Information supplied:

━━━

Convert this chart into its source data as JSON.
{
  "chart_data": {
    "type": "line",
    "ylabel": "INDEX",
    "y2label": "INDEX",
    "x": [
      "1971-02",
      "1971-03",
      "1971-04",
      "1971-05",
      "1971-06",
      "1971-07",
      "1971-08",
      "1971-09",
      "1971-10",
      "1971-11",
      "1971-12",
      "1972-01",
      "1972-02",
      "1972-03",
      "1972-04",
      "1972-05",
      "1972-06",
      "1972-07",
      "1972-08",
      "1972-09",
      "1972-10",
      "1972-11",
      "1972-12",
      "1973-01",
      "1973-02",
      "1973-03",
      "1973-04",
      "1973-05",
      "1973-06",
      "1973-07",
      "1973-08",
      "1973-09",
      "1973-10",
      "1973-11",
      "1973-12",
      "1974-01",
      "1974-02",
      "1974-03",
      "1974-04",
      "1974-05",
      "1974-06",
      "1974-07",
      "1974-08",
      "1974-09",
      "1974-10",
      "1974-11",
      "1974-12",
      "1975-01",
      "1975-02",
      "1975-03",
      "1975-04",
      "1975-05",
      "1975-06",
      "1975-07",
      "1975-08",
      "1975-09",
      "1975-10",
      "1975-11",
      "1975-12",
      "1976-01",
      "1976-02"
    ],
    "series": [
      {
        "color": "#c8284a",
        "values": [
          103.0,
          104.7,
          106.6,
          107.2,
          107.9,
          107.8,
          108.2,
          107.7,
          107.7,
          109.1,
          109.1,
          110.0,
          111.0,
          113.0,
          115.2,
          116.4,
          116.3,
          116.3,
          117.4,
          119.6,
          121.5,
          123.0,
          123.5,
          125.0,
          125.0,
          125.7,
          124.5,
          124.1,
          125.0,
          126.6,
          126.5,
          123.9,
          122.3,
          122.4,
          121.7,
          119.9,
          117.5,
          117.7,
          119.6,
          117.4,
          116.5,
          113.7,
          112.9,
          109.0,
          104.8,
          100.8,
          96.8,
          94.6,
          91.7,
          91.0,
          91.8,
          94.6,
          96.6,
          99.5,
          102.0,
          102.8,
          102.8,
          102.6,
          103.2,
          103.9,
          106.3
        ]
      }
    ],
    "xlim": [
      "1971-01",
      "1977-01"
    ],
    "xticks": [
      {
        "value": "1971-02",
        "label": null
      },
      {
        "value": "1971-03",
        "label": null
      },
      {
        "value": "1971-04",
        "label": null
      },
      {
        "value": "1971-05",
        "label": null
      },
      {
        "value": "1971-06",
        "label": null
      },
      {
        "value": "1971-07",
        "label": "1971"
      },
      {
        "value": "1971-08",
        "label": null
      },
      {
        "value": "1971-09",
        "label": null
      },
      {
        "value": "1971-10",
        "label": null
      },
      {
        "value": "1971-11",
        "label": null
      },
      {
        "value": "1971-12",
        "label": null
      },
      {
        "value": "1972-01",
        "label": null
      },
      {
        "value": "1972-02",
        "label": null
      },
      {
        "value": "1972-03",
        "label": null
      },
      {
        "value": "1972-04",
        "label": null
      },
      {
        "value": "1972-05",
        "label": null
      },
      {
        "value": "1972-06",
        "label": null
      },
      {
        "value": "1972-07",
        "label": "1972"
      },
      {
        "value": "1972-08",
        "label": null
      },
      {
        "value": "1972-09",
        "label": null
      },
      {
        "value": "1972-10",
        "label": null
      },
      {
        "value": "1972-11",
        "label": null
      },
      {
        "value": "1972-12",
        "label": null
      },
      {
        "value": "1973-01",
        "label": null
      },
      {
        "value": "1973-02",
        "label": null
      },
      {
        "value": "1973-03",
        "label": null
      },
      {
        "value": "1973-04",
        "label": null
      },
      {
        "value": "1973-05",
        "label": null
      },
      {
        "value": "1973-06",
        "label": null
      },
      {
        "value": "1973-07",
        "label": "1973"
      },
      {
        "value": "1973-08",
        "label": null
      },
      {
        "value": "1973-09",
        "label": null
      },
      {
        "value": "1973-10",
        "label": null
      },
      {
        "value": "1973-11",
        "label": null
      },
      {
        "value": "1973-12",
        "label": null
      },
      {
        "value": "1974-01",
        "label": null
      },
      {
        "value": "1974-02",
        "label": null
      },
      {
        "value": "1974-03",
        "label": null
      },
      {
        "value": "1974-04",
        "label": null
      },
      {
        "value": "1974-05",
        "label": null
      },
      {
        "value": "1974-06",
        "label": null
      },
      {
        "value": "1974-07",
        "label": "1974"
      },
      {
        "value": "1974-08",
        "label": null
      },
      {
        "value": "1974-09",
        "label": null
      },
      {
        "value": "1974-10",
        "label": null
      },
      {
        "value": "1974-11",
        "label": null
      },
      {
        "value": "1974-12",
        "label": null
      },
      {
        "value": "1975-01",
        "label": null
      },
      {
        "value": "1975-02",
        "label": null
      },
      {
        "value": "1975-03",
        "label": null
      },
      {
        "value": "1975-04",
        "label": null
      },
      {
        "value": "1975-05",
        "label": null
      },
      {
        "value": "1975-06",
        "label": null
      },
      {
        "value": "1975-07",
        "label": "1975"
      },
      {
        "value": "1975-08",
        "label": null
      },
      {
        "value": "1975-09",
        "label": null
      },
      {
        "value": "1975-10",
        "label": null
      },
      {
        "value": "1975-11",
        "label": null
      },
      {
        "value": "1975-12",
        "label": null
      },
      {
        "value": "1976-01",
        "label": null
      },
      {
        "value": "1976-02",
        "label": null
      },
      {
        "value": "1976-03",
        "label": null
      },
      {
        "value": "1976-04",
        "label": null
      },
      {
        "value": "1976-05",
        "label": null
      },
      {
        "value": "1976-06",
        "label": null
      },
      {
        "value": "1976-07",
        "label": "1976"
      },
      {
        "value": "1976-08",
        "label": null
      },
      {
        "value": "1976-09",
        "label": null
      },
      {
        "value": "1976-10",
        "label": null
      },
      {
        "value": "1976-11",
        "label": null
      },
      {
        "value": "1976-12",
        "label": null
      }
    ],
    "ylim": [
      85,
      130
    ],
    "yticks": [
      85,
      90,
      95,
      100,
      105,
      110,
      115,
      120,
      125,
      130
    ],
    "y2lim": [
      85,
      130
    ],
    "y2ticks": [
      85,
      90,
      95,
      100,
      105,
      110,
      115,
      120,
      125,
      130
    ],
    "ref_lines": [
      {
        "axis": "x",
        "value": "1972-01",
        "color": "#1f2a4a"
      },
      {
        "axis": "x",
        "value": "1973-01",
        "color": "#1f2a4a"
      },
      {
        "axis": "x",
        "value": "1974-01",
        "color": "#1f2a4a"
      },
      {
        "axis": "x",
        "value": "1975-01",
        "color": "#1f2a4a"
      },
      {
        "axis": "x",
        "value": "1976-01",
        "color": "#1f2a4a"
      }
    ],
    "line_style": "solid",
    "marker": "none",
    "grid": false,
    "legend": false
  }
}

━━━

Aim:
Recopy the entries above in their entirety, exactly.

Output for this exercise:
Convert this chart into its source data as JSON.
{
  "chart_data": {
    "type": "line",
    "ylabel": "INDEX",
    "y2label": "INDEX",
    "x": [
      "1971-02",
      "1971-03",
      "1971-04",
      "1971-05",
      "1971-06",
      "1971-07",
      "1971-08",
      "1971-09",
      "1971-10",
      "1971-11",
      "1971-12",
      "1972-01",
      "1972-02",
      "1972-03",
      "1972-04",
      "1972-05",
      "1972-06",
      "1972-07",
      "1972-08",
      "1972-09",
      "1972-10",
      "1972-11",
      "1972-12",
      "1973-01",
      "1973-02",
      "1973-03",
      "1973-04",
      "1973-05",
      "1973-06",
      "1973-07",
      "1973-08",
      "1973-09",
      "1973-10",
      "1973-11",
      "1973-12",
      "1974-01",
      "1974-02",
      "1974-03",
      "1974-04",
      "1974-05",
      "1974-06",
      "1974-07",
      "1974-08",
      "1974-09",
      "1974-10",
      "1974-11",
      "1974-12",
      "1975-01",
      "1975-02",
      "1975-03",
      "1975-04",
      "1975-05",
      "1975-06",
      "1975-07",
      "1975-08",
      "1975-09",
      "1975-10",
      "1975-11",
      "1975-12",
      "1976-01",
      "1976-02"
    ],
    "series": [
      {
        "color": "#c8284a",
        "values": [
          103.0,
          104.7,
          106.6,
          107.2,
          107.9,
          107.8,
          108.2,
          107.7,
          107.7,
          109.1,
          109.1,
          110.0,
          111.0,
          113.0,
          115.2,
          116.4,
          116.3,
          116.3,
          117.4,
          119.6,
          121.5,
          123.0,
          123.5,
          125.0,
          125.0,
          125.7,
          124.5,
          124.1,
          125.0,
          126.6,
          126.5,
          123.9,
          122.3,
          122.4,
          121.7,
          119.9,
          117.5,
          117.7,
          119.6,
          117.4,
          116.5,
          113.7,
          112.9,
          109.0,
          104.8,
          100.8,
          96.8,
          94.6,
          91.7,
          91.0,
          91.8,
          94.6,
          96.6,
          99.5,
          102.0,
          102.8,
          102.8,
          102.6,
          103.2,
          103.9,
          106.3
        ]
      }
    ],
    "xlim": [
      "1971-01",
      "1977-01"
    ],
    "xticks": [
      {
        "value": "1971-02",
        "label": null
      },
      {
        "value": "1971-03",
        "label": null
      },
      {
        "value": "1971-04",
        "label": null
      },
      {
        "value": "1971-05",
        "label": null
      },
      {
        "value": "1971-06",
        "label": null
      },
      {
        "value": "1971-07",
        "label": "1971"
      },
      {
        "value": "1971-08",
        "label": null
      },
      {
        "value": "1971-09",
        "label": null
      },
      {
        "value": "1971-10",
        "label": null
      },
      {
        "value": "1971-11",
        "label": null
      },
      {
        "value": "1971-12",
        "label": null
      },
      {
        "value": "1972-01",
        "label": null
      },
      {
        "value": "1972-02",
        "label": null
      },
      {
        "value": "1972-03",
        "label": null
      },
      {
        "value": "1972-04",
        "label": null
      },
      {
        "value": "1972-05",
        "label": null
      },
      {
        "value": "1972-06",
        "label": null
      },
      {
        "value": "1972-07",
        "label": "1972"
      },
      {
        "value": "1972-08",
        "label": null
      },
      {
        "value": "1972-09",
        "label": null
      },
      {
        "value": "1972-10",
        "label": null
      },
      {
        "value": "1972-11",
        "label": null
      },
      {
        "value": "1972-12",
        "label": null
      },
      {
        "value": "1973-01",
        "label": null
      },
      {
        "value": "1973-02",
        "label": null
      },
      {
        "value": "1973-03",
        "label": null
      },
      {
        "value": "1973-04",
        "label": null
      },
      {
        "value": "1973-05",
        "label": null
      },
      {
        "value": "1973-06",
        "label": null
      },
      {
        "value": "1973-07",
        "label": "1973"
      },
      {
        "value": "1973-08",
        "label": null
      },
      {
        "value": "1973-09",
        "label": null
      },
      {
        "value": "1973-10",
        "label": null
      },
      {
        "value": "1973-11",
        "label": null
      },
      {
        "value": "1973-12",
        "label": null
      },
      {
        "value": "1974-01",
        "label": null
      },
      {
        "value": "1974-02",
        "label": null
      },
      {
        "value": "1974-03",
        "label": null
      },
      {
        "value": "1974-04",
        "label": null
      },
      {
        "value": "1974-05",
        "label": null
      },
      {
        "value": "1974-06",
        "label": null
      },
      {
        "value": "1974-07",
        "label": "1974"
      },
      {
        "value": "1974-08",
        "label": null
      },
      {
        "value": "1974-09",
        "label": null
      },
      {
        "value": "1974-10",
        "label": null
      },
      {
        "value": "1974-11",
        "label": null
      },
      {
        "value": "1974-12",
        "label": null
      },
      {
        "value": "1975-01",
        "label": null
      },
      {
        "value": "1975-02",
        "label": null
      },
      {
        "value": "1975-03",
        "label": null
      },
      {
        "value": "1975-04",
        "label": null
      },
      {
        "value": "1975-05",
        "label": null
      },
      {
        "value": "1975-06",
        "label": null
      },
      {
        "value": "1975-07",
        "label": "1975"
      },
      {
        "value": "1975-08",
        "label": null
      },
      {
        "value": "1975-09",
        "label": null
      },
      {
        "value": "1975-10",
        "label": null
      },
      {
        "value": "1975-11",
        "label": null
      },
      {
        "value": "1975-12",
        "label": null
      },
      {
        "value": "1976-01",
        "label": null
      },
      {
        "value": "1976-02",
        "label": null
      },
      {
        "value": "1976-03",
        "label": null
      },
      {
        "value": "1976-04",
        "label": null
      },
      {
        "value": "1976-05",
        "label": null
      },
      {
        "value": "1976-06",
        "label": null
      },
      {
        "value": "1976-07",
        "label": "1976"
      },
      {
        "value": "1976-08",
        "label": null
      },
      {
        "value": "1976-09",
        "label": null
      },
      {
        "value": "1976-10",
        "label": null
      },
      {
        "value": "1976-11",
        "label": null
      },
      {
        "value": "1976-12",
        "label": null
      }
    ],
    "ylim": [
      85,
      130
    ],
    "yticks": [
      85,
      90,
      95,
      100,
      105,
      110,
      115,
      120,
      125,
      130
    ],
    "y2lim": [
      85,
      130
    ],
    "y2ticks": [
      85,
      90,
      95,
      100,
      105,
      110,
      115,
      120,
      125,
      130
    ],
    "ref_lines": [
      {
        "axis": "x",
        "value": "1972-01",
        "color": "#1f2a4a"
      },
      {
        "axis": "x",
        "value": "1973-01",
        "color": "#1f2a4a"
      },
      {
        "axis": "x",
        "value": "1974-01",
        "color": "#1f2a4a"
      },
      {
        "axis": "x",
        "value": "1975-01",
        "color": "#1f2a4a"
      },
      {
        "axis": "x",
        "value": "1976-01",
        "color": "#1f2a4a"
      }
    ],
    "line_style": "solid",
    "marker": "none",
    "grid": false,
    "legend": false
  }
}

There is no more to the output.